BEGIN RECORDED DATA

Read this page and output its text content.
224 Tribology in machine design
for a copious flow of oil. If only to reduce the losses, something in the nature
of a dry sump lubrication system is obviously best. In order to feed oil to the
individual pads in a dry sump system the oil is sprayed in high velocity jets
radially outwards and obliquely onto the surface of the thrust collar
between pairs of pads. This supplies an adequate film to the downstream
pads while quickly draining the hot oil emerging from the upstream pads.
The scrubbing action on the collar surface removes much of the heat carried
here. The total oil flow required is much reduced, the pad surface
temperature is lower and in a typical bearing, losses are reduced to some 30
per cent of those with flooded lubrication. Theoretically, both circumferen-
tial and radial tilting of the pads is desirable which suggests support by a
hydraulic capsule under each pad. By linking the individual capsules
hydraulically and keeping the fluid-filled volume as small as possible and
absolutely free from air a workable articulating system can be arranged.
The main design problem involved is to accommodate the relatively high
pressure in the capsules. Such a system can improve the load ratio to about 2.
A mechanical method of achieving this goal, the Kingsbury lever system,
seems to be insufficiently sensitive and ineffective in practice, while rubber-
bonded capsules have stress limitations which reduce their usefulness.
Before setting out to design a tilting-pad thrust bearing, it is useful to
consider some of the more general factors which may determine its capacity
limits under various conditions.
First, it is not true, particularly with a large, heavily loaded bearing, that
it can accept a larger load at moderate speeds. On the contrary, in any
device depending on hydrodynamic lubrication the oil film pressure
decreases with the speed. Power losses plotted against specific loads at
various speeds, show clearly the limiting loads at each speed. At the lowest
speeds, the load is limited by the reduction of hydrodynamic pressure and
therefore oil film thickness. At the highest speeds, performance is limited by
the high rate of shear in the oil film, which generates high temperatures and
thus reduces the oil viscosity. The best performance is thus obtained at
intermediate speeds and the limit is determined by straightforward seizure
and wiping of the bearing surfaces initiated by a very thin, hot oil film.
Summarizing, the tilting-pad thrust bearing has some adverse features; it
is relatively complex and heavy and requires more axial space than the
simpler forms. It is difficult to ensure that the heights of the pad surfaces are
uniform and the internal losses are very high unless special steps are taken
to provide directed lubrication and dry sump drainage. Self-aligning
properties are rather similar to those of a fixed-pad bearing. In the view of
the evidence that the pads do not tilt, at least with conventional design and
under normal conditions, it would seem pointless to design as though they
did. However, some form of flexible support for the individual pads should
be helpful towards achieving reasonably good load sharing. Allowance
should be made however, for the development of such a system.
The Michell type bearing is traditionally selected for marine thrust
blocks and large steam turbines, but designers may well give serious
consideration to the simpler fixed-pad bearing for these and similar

END RECORDED DATA

● PROBLEM
All entries must be repeated verbatim.

● CORRECT ANSWER
Read this page and output its text content.
224 Tribology in machine design
for a copious flow of oil. If only to reduce the losses, something in the nature
of a dry sump lubrication system is obviously best. In order to feed oil to the
individual pads in a dry sump system the oil is sprayed in high velocity jets
radially outwards and obliquely onto the surface of the thrust collar
between pairs of pads. This supplies an adequate film to the downstream
pads while quickly draining the hot oil emerging from the upstream pads.
The scrubbing action on the collar surface removes much of the heat carried
here. The total oil flow required is much reduced, the pad surface
temperature is lower and in a typical bearing, losses are reduced to some 30
per cent of those with flooded lubrication. Theoretically, both circumferen-
tial and radial tilting of the pads is desirable which suggests support by a
hydraulic capsule under each pad. By linking the individual capsules
hydraulically and keeping the fluid-filled volume as small as possible and
absolutely free from air a workable articulating system can be arranged.
The main design problem involved is to accommodate the relatively high
pressure in the capsules. Such a system can improve the load ratio to about 2.
A mechanical method of achieving this goal, the Kingsbury lever system,
seems to be insufficiently sensitive and ineffective in practice, while rubber-
bonded capsules have stress limitations which reduce their usefulness.
Before setting out to design a tilting-pad thrust bearing, it is useful to
consider some of the more general factors which may determine its capacity
limits under various conditions.
First, it is not true, particularly with a large, heavily loaded bearing, that
it can accept a larger load at moderate speeds. On the contrary, in any
device depending on hydrodynamic lubrication the oil film pressure
decreases with the speed. Power losses plotted against specific loads at
various speeds, show clearly the limiting loads at each speed. At the lowest
speeds, the load is limited by the reduction of hydrodynamic pressure and
therefore oil film thickness. At the highest speeds, performance is limited by
the high rate of shear in the oil film, which generates high temperatures and
thus reduces the oil viscosity. The best performance is thus obtained at
intermediate speeds and the limit is determined by straightforward seizure
and wiping of the bearing surfaces initiated by a very thin, hot oil film.
Summarizing, the tilting-pad thrust bearing has some adverse features; it
is relatively complex and heavy and requires more axial space than the
simpler forms. It is difficult to ensure that the heights of the pad surfaces are
uniform and the internal losses are very high unless special steps are taken
to provide directed lubrication and dry sump drainage. Self-aligning
properties are rather similar to those of a fixed-pad bearing. In the view of
the evidence that the pads do not tilt, at least with conventional design and
under normal conditions, it would seem pointless to design as though they
did. However, some form of flexible support for the individual pads should
be helpful towards achieving reasonably good load sharing. Allowance
should be made however, for the development of such a system.
The Michell type bearing is traditionally selected for marine thrust
blocks and large steam turbines, but designers may well give serious
consideration to the simpler fixed-pad bearing for these and similar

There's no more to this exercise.